- **TASK STATEMENT**:
Images embedded in the records are excluded; print everything else exactly as given.

- **ENTRIES SUPPLIED**:
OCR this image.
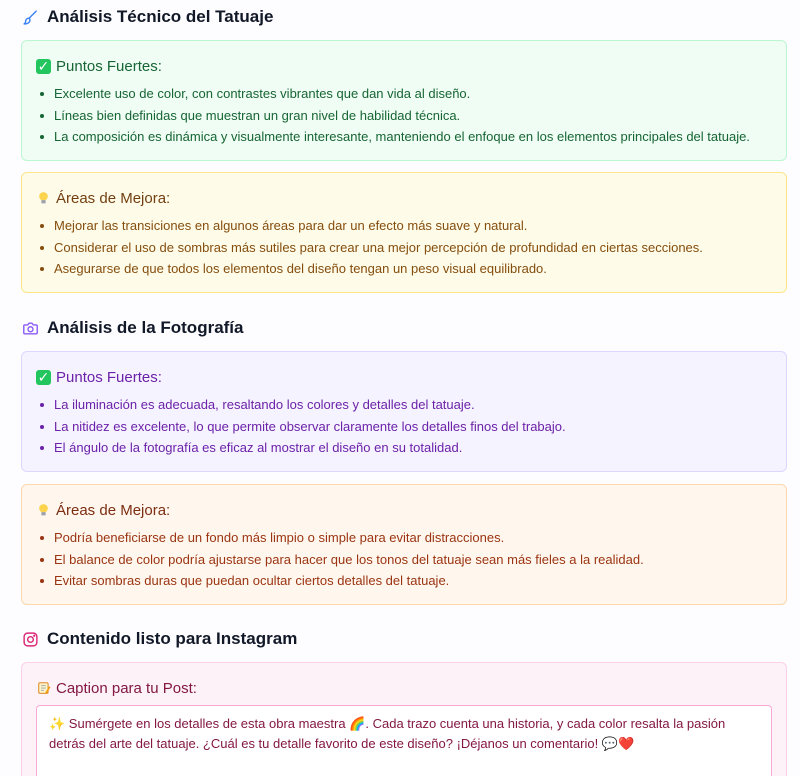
Análisis Técnico del Tatuaje
✓ Puntos Fuertes:
Excelente uso de color, con contrastes vibrantes que dan vida al diseño.
Líneas bien definidas que muestran un gran nivel de habilidad técnica.
La composición es dinámica y visualmente interesante, manteniendo el enfoque en los elementos principales del tatuaje.
Áreas de Mejora:
Mejorar las transiciones en algunos áreas para dar un efecto más suave y natural.
Considerar el uso de sombras más sutiles para crear una mejor percepción de profundidad en ciertas secciones.
Asegurarse de que todos los elementos del diseño tengan un peso visual equilibrado.
Análisis de la Fotografía
✓ Puntos Fuertes:
La iluminación es adecuada, resaltando los colores y detalles del tatuaje.
La nitidez es excelente, lo que permite observar claramente los detalles finos del trabajo.
El ángulo de la fotografía es eficaz al mostrar el diseño en su totalidad.
Áreas de Mejora:
Podría beneficiarse de un fondo más limpio o simple para evitar distracciones.
El balance de color podría ajustarse para hacer que los tonos del tatuaje sean más fieles a la realidad.
Evitar sombras duras que puedan ocultar ciertos detalles del tatuaje.
Contenido listo para Instagram
Caption para tu Post:
✨ Sumérgete en los detalles de esta obra maestra 🌈. Cada trazo cuenta una historia, y cada color resalta la pasión detrás del arte del tatuaje. ¿Cuál es tu detalle favorito de este diseño? ¡Déjanos un comentario! 💬❤️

- **SOLUTION**:
OCR this image.
Análisis Técnico del Tatuaje
✓ Puntos Fuertes:
Excelente uso de color, con contrastes vibrantes que dan vida al diseño.
Líneas bien definidas que muestran un gran nivel de habilidad técnica.
La composición es dinámica y visualmente interesante, manteniendo el enfoque en los elementos principales del tatuaje.
Áreas de Mejora:
Mejorar las transiciones en algunos áreas para dar un efecto más suave y natural.
Considerar el uso de sombras más sutiles para crear una mejor percepción de profundidad en ciertas secciones.
Asegurarse de que todos los elementos del diseño tengan un peso visual equilibrado.
Análisis de la Fotografía
✓ Puntos Fuertes:
La iluminación es adecuada, resaltando los colores y detalles del tatuaje.
La nitidez es excelente, lo que permite observar claramente los detalles finos del trabajo.
El ángulo de la fotografía es eficaz al mostrar el diseño en su totalidad.
Áreas de Mejora:
Podría beneficiarse de un fondo más limpio o simple para evitar distracciones.
El balance de color podría ajustarse para hacer que los tonos del tatuaje sean más fieles a la realidad.
Evitar sombras duras que puedan ocultar ciertos detalles del tatuaje.
Contenido listo para Instagram
Caption para tu Post:
✨ Sumérgete en los detalles de esta obra maestra 🌈. Cada trazo cuenta una historia, y cada color resalta la pasión detrás del arte del tatuaje. ¿Cuál es tu detalle favorito de este diseño? ¡Déjanos un comentario! 💬❤️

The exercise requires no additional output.